Dataset entries
********
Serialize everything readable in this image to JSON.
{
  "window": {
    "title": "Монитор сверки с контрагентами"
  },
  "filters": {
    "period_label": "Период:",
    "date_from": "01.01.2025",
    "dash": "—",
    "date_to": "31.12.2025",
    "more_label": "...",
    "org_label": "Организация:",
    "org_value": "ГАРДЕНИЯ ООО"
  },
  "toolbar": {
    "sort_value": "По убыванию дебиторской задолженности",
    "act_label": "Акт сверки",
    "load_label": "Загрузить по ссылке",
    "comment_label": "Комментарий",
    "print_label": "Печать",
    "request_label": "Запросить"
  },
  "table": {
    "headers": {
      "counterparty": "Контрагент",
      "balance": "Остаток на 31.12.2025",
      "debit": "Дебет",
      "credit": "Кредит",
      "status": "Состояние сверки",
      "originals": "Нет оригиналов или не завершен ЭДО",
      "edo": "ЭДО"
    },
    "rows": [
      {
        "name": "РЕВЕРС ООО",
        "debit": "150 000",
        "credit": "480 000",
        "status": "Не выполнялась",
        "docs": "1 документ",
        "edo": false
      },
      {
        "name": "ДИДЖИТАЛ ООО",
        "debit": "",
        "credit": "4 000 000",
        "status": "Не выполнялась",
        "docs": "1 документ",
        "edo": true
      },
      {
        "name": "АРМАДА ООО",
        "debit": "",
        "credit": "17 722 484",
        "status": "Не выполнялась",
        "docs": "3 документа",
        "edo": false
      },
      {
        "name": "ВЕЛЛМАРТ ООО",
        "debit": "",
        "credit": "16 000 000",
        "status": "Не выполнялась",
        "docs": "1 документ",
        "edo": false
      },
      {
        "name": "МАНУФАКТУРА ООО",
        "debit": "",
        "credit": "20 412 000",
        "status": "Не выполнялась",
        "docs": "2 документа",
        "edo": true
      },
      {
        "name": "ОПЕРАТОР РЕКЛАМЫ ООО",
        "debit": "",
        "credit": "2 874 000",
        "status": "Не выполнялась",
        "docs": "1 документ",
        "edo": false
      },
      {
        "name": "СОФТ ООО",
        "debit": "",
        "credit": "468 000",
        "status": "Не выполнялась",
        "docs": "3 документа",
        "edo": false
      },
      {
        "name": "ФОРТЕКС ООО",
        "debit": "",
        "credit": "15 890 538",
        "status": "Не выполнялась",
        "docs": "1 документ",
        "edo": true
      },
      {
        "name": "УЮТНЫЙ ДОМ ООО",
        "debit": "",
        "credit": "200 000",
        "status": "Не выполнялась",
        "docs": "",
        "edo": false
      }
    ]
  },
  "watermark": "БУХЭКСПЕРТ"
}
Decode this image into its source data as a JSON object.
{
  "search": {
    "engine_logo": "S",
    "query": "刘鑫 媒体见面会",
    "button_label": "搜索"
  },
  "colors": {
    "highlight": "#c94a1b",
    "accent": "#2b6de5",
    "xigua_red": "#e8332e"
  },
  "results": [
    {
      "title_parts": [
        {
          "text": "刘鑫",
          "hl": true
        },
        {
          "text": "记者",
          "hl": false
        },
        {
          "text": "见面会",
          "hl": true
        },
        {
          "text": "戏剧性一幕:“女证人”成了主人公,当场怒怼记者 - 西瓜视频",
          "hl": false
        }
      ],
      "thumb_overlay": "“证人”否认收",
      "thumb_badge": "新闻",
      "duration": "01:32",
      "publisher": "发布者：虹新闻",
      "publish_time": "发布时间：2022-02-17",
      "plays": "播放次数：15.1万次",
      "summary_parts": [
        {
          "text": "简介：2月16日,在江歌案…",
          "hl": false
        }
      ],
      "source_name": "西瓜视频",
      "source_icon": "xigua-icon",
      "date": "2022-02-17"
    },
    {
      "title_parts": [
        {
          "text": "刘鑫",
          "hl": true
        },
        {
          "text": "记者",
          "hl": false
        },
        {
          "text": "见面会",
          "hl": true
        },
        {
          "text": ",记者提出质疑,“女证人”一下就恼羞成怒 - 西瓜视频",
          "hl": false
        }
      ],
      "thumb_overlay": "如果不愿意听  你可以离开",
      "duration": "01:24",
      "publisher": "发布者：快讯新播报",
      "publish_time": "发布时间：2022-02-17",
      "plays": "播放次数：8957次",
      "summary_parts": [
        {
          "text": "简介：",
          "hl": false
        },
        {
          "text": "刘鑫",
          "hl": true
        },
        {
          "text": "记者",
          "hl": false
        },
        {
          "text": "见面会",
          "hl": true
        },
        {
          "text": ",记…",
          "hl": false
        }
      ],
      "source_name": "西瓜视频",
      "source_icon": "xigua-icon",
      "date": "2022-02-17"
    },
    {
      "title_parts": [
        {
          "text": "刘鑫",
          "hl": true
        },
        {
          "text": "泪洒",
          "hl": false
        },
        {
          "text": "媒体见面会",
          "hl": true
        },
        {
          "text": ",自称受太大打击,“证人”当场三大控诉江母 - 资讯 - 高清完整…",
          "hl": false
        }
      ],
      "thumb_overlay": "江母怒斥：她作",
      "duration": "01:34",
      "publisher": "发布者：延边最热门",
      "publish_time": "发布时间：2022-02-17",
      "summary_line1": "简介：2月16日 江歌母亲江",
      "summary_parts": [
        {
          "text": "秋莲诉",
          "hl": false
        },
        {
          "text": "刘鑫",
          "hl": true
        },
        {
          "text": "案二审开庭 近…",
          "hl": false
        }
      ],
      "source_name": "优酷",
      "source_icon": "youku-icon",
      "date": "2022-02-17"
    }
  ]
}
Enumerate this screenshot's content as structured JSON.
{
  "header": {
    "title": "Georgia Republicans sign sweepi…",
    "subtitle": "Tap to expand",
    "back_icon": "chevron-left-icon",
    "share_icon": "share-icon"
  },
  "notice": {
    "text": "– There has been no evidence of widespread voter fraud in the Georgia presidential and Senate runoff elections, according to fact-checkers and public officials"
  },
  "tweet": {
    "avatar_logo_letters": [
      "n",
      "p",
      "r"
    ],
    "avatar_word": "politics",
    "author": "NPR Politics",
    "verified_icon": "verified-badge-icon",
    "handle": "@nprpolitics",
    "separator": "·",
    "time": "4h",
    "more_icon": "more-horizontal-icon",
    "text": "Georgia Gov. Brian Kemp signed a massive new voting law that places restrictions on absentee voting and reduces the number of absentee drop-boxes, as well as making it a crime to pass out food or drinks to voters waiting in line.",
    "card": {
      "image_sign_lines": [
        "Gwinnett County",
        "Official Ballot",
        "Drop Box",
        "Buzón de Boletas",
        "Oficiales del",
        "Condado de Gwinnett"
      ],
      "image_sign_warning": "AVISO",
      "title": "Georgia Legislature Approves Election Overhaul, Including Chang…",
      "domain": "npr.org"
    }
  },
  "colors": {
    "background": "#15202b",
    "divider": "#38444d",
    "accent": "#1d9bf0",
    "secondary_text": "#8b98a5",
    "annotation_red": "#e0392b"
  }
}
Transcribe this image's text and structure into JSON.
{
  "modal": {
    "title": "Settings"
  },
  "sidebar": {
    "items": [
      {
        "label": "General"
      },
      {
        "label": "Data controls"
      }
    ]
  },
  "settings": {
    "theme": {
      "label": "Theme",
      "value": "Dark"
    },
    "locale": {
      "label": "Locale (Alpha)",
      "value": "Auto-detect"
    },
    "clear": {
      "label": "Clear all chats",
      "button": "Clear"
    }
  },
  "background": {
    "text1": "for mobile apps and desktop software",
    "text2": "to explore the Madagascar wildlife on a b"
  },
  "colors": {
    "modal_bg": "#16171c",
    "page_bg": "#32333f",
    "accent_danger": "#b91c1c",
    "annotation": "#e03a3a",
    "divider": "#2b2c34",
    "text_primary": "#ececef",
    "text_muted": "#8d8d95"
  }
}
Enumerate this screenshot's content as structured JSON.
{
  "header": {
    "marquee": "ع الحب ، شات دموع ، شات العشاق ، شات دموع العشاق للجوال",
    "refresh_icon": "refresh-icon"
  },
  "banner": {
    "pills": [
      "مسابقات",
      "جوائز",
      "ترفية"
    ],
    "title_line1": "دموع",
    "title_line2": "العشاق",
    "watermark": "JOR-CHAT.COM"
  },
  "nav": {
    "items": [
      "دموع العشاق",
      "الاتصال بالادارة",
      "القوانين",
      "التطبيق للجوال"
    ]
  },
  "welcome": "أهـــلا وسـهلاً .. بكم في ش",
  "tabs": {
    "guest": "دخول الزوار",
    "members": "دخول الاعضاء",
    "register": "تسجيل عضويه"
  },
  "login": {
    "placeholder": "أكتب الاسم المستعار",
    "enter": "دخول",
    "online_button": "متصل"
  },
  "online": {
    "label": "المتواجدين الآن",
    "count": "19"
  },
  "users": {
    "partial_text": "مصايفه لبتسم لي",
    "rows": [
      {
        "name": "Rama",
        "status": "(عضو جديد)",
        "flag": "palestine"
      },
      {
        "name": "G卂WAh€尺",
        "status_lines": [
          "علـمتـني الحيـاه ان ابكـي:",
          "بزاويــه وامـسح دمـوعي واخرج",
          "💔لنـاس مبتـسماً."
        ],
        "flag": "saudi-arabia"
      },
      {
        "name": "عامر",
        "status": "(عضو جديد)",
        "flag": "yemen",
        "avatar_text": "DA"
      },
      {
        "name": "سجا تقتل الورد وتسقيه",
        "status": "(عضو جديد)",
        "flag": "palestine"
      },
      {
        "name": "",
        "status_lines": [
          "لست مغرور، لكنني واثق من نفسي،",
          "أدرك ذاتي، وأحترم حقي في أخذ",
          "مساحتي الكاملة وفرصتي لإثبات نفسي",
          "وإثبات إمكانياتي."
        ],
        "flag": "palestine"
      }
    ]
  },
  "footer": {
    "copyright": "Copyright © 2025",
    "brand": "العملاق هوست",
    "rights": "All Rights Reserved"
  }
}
********
--- Task details ---
Working from the listing above, pick out every line that has "this" and copy it.

--- Solution to the exercise ---
Serialize everything readable in this image to JSON.
Decode this image into its source data as a JSON object.
Enumerate this screenshot's content as structured JSON.
Transcribe this image's text and structure into JSON.
Enumerate this screenshot's content as structured JSON.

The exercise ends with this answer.